TASK REQUIREMENTS | Search the material for the string "around" and copy each line where it occurs.

Data listing:
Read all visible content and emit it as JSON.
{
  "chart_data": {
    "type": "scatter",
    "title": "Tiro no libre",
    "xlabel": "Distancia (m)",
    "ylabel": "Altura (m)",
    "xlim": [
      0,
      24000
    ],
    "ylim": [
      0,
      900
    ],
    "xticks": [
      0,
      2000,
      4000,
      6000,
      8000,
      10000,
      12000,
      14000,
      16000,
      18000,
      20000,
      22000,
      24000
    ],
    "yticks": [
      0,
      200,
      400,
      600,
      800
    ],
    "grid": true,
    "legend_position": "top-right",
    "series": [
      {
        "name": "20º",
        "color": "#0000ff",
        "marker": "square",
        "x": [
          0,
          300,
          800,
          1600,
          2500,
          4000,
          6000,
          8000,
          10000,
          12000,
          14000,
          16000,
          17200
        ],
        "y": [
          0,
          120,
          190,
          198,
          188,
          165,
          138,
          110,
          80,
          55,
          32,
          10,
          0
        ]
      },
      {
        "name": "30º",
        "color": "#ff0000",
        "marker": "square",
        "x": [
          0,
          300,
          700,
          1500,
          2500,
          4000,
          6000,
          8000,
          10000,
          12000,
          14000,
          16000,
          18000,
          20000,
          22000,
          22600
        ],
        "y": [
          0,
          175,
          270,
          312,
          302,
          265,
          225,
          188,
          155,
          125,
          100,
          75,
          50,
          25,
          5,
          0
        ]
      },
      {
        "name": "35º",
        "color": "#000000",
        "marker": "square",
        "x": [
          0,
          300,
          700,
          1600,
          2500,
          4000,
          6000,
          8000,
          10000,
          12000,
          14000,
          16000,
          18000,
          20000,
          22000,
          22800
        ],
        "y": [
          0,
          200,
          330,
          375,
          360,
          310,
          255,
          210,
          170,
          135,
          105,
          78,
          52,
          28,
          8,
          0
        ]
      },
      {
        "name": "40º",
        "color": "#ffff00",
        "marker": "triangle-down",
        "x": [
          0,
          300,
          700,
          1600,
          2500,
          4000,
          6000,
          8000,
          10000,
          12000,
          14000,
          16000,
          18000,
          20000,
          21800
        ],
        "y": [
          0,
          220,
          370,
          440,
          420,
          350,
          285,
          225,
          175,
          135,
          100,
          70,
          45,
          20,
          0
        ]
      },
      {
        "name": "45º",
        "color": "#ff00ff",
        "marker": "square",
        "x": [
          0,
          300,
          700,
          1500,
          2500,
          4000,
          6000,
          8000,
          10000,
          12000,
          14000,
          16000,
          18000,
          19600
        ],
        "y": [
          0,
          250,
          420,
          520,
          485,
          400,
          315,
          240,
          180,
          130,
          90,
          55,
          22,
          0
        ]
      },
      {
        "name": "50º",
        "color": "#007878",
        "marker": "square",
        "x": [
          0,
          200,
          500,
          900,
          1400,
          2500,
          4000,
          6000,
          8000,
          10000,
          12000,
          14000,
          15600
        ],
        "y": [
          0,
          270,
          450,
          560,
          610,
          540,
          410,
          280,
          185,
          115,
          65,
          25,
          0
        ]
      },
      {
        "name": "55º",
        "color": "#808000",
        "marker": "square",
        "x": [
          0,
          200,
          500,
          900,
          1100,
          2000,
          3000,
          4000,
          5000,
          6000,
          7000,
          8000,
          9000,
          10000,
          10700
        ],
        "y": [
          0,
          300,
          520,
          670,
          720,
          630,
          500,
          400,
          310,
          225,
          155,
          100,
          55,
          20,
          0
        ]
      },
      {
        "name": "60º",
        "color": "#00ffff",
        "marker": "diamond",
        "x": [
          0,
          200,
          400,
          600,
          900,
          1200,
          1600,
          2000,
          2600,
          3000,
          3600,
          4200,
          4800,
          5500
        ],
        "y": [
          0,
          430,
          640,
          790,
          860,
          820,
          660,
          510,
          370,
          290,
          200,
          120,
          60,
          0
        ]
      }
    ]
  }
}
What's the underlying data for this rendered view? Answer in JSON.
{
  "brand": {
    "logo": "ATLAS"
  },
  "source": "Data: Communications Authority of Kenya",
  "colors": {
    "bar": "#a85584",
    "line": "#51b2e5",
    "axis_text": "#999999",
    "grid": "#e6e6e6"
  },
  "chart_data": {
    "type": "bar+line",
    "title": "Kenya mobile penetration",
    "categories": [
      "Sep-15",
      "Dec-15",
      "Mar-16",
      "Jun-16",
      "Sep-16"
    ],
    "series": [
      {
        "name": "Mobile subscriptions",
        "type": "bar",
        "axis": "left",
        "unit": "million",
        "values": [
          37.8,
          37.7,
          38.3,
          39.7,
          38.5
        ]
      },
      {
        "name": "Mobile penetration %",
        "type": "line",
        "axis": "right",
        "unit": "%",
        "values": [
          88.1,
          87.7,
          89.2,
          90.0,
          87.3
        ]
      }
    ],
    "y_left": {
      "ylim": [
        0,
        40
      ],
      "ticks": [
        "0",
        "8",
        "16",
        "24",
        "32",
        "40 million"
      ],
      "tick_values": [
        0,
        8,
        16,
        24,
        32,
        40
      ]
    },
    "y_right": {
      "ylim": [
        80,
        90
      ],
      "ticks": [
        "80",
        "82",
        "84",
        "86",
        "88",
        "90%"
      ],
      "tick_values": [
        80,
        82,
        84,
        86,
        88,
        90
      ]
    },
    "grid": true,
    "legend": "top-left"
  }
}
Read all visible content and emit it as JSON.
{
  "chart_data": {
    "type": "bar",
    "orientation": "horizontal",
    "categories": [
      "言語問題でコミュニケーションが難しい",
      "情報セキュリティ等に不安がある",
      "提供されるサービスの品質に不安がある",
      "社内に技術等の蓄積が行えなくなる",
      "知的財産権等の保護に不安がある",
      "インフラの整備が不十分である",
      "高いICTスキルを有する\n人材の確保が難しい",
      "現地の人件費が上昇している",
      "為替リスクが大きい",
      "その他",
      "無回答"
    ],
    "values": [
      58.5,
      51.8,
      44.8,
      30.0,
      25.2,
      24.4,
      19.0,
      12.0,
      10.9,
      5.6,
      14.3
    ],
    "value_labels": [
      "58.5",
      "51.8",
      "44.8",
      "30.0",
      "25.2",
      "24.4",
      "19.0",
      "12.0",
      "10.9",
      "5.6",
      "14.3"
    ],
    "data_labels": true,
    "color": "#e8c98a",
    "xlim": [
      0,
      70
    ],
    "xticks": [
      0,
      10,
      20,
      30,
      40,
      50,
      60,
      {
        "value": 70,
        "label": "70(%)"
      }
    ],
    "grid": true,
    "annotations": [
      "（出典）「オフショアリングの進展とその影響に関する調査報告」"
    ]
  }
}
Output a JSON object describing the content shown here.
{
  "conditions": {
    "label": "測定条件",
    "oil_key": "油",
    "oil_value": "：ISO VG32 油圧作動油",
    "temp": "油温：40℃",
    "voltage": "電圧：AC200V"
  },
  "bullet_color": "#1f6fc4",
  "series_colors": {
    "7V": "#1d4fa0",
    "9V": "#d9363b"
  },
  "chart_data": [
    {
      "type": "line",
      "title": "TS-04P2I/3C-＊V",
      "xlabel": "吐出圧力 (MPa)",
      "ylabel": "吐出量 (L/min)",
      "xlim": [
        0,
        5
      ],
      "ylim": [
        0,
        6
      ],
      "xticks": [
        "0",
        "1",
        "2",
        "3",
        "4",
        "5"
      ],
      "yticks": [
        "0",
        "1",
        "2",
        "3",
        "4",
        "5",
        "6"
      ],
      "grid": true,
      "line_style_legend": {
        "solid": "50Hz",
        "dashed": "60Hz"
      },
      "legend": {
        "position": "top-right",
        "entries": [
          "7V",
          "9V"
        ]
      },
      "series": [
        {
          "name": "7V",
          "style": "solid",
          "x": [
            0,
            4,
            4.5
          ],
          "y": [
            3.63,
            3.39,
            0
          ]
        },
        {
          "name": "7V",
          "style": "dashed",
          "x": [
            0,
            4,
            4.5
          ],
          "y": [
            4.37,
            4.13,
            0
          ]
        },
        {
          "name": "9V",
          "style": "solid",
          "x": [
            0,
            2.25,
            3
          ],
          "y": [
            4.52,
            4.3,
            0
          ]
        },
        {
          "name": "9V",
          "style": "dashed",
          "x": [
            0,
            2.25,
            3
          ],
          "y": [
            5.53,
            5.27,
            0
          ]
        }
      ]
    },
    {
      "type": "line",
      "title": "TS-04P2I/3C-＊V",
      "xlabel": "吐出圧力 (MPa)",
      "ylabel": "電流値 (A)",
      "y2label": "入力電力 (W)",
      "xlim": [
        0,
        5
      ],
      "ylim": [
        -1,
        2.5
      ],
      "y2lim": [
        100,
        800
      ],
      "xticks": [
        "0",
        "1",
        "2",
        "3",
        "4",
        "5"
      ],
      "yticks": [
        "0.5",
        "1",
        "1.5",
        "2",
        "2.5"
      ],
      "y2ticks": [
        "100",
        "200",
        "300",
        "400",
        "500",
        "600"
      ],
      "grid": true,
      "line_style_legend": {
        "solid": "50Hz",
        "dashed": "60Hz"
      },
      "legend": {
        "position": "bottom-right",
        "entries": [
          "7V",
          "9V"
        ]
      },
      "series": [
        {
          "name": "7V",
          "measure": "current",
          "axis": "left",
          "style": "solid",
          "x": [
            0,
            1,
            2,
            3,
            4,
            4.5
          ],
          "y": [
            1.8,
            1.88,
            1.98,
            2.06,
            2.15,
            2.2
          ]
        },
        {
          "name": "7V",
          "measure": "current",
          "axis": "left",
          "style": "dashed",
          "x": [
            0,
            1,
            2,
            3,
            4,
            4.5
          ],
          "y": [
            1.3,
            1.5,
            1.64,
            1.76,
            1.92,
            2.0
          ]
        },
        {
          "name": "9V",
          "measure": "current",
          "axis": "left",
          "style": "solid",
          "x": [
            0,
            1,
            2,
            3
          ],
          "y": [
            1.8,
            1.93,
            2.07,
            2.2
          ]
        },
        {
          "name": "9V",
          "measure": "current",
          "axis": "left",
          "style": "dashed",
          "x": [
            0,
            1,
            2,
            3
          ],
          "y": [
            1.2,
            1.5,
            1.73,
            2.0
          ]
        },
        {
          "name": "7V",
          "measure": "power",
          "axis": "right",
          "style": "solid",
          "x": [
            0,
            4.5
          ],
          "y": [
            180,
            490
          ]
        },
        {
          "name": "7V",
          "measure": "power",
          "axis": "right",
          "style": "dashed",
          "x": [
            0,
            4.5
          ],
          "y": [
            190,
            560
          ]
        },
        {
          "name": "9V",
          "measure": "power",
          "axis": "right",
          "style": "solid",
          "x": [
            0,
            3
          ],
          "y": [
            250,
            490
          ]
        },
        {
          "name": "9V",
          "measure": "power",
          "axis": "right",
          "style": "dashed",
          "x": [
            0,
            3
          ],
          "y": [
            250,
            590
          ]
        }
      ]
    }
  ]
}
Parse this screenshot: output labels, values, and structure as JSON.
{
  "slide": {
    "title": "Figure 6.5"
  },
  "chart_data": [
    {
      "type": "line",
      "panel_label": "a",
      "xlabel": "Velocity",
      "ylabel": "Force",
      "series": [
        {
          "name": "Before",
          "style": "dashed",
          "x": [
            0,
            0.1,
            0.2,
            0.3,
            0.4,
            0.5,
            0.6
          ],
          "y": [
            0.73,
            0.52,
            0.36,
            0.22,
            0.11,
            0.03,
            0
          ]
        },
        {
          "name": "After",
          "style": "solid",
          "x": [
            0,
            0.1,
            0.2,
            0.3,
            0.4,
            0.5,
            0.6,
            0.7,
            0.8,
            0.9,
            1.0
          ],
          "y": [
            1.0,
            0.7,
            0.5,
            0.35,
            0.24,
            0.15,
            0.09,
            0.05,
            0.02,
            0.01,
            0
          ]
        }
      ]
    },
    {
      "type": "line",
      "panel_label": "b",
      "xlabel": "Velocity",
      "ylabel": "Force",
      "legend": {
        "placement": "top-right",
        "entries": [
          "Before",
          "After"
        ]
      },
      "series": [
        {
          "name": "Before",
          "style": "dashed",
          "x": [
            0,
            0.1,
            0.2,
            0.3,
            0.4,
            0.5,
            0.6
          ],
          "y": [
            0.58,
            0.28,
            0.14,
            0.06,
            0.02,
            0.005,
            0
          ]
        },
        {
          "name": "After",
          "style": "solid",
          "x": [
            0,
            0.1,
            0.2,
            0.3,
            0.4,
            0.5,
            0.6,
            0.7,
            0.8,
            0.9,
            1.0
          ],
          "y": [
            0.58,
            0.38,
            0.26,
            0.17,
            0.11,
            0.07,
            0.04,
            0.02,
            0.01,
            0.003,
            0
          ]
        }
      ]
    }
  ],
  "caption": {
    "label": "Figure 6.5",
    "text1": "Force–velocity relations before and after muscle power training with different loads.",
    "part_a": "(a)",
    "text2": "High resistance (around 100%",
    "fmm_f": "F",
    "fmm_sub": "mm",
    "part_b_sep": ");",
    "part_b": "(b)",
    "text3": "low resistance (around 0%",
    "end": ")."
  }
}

RESULT |
    "text2": "High resistance (around 100%",
    "text3": "low resistance (around 0%",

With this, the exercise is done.